→ **GIVEN INSTRUCTION**
Count each line below that has "DANZA" anywhere in it. Answer with the total alone.

Stored items

........

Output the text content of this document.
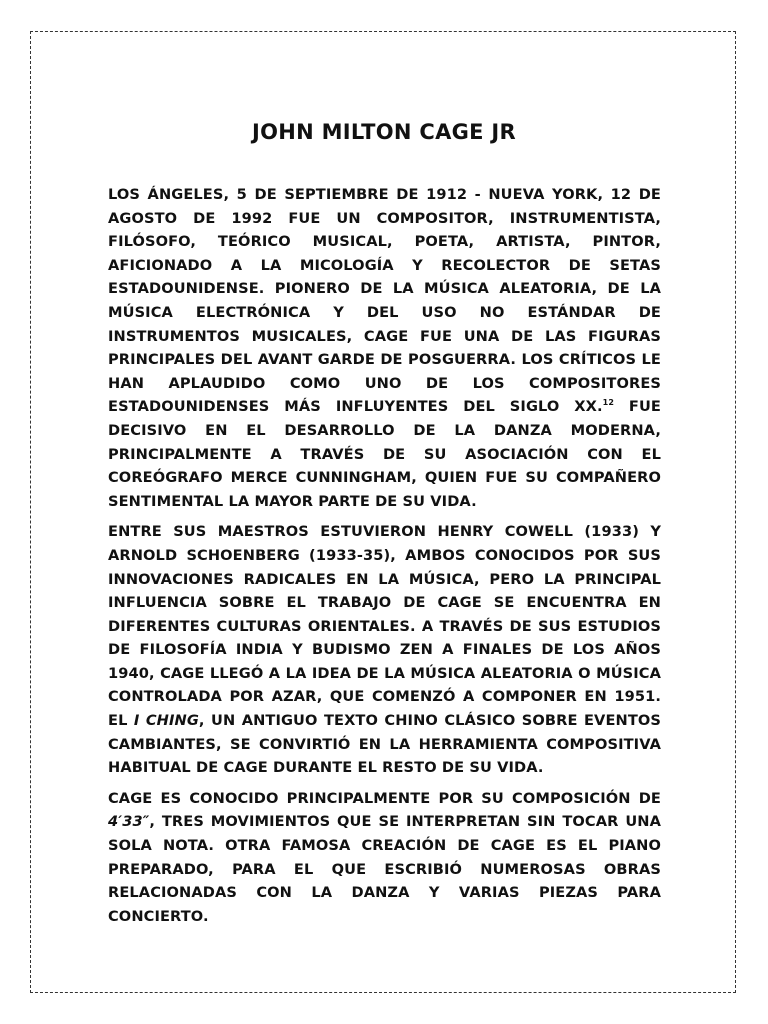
JOHN MILTON CAGE JR

LOS ÁNGELES, 5 DE SEPTIEMBRE DE 1912 - NUEVA YORK, 12 DE
AGOSTO DE 1992 FUE UN COMPOSITOR, INSTRUMENTISTA, FILÓSOFO, TEÓRICO MUSICAL, POETA, ARTISTA, PINTOR, AFICIONADO A LA MICOLOGÍA Y RECOLECTOR DE SETAS ESTADOUNIDENSE. PIONERO DE LA MÚSICA ALEATORIA, DE LA MÚSICA ELECTRÓNICA Y DEL USO NO ESTÁNDAR DE INSTRUMENTOS MUSICALES, CAGE FUE UNA DE LAS FIGURAS PRINCIPALES DEL AVANT GARDE DE POSGUERRA. LOS CRÍTICOS LE HAN APLAUDIDO COMO UNO DE LOS COMPOSITORES ESTADOUNIDENSES MÁS INFLUYENTES DEL SIGLO XX.$^{12}$ FUE DECISIVO EN EL DESARROLLO DE LA DANZA MODERNA, PRINCIPALMENTE A TRAVÉS DE SU ASOCIACIÓN CON EL COREÓGRAFO MERCE CUNNINGHAM, QUIEN FUE SU COMPAÑERO SENTIMENTAL LA MAYOR PARTE DE SU VIDA.

ENTRE SUS MAESTROS ESTUVIERON HENRY COWELL (1933) Y ARNOLD SCHOENBERG (1933-35), AMBOS CONOCIDOS POR SUS INNOVACIONES RADICALES EN LA MÚSICA, PERO LA PRINCIPAL INFLUENCIA SOBRE EL TRABAJO DE CAGE SE ENCUENTRA EN DIFERENTES CULTURAS ORIENTALES. A TRAVÉS DE SUS ESTUDIOS DE FILOSOFÍA INDIA Y BUDISMO ZEN A FINALES DE LOS AÑOS 1940, CAGE LLEGÓ A LA IDEA DE LA MÚSICA ALEATORIA O MÚSICA CONTROLADA POR AZAR, QUE COMENZÓ A COMPONER EN 1951. EL I CHING, UN ANTIGUO TEXTO CHINO CLÁSICO SOBRE EVENTOS CAMBIANTES, SE CONVIRTIÓ EN LA HERRAMIENTA COMPOSITIVA HABITUAL DE CAGE DURANTE EL RESTO DE SU VIDA.

CAGE ES CONOCIDO PRINCIPALMENTE POR SU COMPOSICIÓN DE 4′33″, TRES MOVIMIENTOS QUE SE INTERPRETAN SIN TOCAR UNA SOLA NOTA. OTRA FAMOSA CREACIÓN DE CAGE ES EL PIANO PREPARADO, PARA EL QUE ESCRIBIÓ NUMEROSAS OBRAS RELACIONADAS CON LA DANZA Y VARIAS PIEZAS PARA CONCIERTO.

........

→ **CORRECT RESPONSE**
2